→ **Work instructions**:
Show every line of the records below that contains the word "Sách".

Start

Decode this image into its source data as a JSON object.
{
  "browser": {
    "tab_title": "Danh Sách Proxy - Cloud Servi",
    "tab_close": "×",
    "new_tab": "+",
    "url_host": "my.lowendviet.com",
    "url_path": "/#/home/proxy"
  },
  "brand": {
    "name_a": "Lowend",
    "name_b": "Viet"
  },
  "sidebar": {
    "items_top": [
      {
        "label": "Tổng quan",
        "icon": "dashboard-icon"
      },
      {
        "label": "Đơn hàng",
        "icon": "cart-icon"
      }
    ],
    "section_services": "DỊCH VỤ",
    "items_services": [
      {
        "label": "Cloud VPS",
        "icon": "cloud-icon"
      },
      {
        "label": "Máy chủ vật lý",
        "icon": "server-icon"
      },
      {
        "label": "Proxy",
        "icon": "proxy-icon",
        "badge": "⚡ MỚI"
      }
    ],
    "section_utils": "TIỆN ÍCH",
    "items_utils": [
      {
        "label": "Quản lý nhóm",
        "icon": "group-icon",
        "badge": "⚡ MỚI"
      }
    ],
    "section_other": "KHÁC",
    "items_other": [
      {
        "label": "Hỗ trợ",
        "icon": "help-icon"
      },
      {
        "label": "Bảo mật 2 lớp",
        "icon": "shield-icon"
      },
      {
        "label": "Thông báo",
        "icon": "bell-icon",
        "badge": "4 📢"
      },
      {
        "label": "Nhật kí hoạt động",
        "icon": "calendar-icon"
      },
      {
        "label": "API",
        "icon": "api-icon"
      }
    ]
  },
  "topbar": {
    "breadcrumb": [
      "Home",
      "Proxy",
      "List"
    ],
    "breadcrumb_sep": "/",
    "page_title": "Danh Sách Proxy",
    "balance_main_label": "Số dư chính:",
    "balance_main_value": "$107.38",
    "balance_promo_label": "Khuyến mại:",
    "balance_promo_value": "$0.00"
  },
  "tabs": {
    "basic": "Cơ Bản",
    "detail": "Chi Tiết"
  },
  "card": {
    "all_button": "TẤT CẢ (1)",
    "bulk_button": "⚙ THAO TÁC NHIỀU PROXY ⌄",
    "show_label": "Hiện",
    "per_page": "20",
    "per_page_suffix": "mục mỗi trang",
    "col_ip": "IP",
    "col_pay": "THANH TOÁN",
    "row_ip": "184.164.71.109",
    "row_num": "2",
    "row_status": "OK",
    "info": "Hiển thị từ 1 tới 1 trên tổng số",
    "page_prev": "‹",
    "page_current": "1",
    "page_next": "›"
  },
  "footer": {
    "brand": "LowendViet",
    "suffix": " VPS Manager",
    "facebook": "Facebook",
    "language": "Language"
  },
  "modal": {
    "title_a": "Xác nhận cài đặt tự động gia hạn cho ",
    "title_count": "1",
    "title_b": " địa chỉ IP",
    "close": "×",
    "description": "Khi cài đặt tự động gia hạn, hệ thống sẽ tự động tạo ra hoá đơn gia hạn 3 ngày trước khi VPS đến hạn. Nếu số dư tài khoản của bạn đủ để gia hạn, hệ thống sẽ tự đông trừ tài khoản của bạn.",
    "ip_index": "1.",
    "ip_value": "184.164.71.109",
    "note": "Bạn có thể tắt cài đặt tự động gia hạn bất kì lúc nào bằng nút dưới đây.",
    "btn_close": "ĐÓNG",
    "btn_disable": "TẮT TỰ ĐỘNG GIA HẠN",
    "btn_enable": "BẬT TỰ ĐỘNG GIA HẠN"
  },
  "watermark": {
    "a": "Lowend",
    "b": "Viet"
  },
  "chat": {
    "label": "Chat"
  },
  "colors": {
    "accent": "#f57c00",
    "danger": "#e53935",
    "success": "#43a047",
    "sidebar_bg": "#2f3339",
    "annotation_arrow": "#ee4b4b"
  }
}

End
Start

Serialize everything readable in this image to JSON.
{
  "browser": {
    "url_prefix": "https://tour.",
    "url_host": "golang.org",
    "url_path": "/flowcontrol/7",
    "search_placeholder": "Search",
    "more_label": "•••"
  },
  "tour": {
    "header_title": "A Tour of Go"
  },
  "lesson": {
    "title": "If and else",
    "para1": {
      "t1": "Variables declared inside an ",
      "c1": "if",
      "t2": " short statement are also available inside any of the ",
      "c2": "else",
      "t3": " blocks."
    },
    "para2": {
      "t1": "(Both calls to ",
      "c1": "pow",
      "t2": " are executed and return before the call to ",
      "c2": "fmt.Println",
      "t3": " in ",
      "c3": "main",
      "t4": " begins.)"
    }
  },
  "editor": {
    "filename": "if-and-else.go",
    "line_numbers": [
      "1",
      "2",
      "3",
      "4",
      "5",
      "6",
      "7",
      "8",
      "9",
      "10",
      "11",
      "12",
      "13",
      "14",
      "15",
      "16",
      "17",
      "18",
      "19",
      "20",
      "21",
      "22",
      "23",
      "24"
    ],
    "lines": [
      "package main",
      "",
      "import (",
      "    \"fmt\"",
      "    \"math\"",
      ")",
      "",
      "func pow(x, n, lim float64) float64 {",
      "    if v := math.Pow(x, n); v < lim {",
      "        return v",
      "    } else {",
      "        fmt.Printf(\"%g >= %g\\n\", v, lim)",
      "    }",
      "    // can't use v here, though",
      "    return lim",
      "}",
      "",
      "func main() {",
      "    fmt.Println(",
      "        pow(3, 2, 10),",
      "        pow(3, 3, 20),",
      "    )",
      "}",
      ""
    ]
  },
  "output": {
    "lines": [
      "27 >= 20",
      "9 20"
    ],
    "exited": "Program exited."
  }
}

End

→ **Solution to this problem**:
    "tab_title": "Danh Sách Proxy - Cloud Servi",
    "page_title": "Danh Sách Proxy",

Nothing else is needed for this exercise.